#### Given records ####

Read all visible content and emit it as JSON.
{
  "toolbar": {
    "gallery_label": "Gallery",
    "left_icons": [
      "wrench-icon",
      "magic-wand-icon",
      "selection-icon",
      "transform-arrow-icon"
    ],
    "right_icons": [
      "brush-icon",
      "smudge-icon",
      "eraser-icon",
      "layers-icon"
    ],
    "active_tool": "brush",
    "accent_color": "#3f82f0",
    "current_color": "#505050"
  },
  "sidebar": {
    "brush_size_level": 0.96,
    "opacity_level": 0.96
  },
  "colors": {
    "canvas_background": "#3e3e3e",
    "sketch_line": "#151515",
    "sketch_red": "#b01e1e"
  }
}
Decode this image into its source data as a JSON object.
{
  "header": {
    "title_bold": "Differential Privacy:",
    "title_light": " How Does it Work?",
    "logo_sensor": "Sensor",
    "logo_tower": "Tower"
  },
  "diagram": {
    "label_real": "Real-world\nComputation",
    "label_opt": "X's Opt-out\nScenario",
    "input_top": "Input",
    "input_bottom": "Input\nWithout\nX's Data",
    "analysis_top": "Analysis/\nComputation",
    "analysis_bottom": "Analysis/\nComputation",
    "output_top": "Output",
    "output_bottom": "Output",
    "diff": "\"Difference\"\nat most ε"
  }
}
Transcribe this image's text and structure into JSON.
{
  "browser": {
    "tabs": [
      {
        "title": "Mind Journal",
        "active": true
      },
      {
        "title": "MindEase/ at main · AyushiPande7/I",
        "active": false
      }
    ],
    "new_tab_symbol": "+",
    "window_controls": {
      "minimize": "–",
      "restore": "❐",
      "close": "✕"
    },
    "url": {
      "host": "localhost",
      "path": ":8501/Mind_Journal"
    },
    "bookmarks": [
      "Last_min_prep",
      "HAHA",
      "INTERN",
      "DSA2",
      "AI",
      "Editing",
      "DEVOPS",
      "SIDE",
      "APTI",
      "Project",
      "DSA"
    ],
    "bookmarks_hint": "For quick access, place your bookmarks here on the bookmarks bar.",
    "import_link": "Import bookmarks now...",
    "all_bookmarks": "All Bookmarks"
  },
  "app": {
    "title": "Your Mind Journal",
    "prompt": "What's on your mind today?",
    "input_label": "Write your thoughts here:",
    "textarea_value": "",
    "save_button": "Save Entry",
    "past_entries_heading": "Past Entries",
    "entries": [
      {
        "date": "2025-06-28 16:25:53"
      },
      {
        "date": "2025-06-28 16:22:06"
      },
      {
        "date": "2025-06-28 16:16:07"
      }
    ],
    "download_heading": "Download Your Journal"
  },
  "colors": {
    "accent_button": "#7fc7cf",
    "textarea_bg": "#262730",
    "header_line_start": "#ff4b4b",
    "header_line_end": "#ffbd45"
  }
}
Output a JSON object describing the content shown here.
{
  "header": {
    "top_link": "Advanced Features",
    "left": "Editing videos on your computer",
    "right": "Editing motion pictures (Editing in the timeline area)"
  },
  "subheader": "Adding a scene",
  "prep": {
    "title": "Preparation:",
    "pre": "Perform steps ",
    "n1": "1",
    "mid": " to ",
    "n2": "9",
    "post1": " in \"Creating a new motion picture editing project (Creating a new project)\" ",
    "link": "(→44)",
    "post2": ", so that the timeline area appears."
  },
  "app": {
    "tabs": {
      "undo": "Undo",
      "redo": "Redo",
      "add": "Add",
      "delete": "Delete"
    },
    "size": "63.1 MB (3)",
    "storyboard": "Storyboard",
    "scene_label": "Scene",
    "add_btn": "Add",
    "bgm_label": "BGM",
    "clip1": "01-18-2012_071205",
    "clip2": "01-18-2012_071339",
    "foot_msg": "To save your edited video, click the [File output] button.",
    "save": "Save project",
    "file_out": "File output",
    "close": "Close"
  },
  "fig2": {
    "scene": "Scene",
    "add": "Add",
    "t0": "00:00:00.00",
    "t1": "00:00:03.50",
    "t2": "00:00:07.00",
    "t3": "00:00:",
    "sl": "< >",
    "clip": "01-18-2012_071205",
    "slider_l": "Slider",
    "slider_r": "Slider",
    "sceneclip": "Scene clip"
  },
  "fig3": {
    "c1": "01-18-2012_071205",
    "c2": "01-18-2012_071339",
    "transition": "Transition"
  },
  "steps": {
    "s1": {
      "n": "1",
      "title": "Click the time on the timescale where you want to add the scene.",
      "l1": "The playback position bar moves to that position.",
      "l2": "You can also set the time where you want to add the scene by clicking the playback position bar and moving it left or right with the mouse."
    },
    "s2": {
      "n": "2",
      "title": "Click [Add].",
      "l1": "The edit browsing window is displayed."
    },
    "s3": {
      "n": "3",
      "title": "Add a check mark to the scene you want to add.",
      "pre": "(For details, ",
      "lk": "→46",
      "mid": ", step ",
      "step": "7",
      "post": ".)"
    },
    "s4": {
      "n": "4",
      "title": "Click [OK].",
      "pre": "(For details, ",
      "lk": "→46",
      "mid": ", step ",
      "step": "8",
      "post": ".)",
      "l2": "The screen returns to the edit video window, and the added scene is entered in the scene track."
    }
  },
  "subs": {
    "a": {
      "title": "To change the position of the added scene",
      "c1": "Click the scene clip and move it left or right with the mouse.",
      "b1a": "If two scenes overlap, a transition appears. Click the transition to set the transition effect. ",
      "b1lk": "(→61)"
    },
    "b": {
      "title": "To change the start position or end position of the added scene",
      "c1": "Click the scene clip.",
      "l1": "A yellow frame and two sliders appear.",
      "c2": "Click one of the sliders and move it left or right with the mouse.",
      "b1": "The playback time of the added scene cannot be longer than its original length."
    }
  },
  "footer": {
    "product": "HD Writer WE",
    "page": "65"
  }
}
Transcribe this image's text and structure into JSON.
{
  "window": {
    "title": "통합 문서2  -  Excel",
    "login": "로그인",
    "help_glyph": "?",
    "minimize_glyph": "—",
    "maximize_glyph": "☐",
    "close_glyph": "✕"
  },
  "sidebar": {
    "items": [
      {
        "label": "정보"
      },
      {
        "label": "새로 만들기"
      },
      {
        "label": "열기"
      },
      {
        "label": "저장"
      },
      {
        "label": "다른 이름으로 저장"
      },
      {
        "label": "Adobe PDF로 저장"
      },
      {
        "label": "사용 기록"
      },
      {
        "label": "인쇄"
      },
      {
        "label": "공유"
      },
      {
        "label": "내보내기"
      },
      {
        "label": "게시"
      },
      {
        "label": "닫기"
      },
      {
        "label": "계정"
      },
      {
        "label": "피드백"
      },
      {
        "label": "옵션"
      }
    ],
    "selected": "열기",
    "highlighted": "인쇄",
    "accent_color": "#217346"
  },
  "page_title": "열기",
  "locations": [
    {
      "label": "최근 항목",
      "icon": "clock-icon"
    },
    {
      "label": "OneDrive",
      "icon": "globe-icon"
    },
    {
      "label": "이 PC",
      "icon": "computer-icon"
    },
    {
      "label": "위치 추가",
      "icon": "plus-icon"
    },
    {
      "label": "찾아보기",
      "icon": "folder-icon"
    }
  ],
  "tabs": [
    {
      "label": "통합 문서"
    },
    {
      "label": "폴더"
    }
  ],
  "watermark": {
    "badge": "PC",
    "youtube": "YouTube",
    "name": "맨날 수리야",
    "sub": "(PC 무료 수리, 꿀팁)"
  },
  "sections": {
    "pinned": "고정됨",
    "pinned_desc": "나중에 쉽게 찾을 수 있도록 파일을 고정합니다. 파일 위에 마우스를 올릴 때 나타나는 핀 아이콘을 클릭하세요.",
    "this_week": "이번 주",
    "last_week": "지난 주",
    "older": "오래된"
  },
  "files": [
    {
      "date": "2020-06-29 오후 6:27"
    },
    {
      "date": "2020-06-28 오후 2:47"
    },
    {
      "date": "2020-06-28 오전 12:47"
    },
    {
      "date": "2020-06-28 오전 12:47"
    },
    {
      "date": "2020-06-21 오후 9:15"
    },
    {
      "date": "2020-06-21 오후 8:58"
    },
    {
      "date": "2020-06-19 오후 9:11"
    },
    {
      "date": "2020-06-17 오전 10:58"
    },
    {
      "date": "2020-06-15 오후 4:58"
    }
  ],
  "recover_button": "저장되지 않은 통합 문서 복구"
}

####

# [Work instructions]
Of the lines in the listing, how many hold the word "Analysis"? Nothing but the number is needed.

# [The result]
2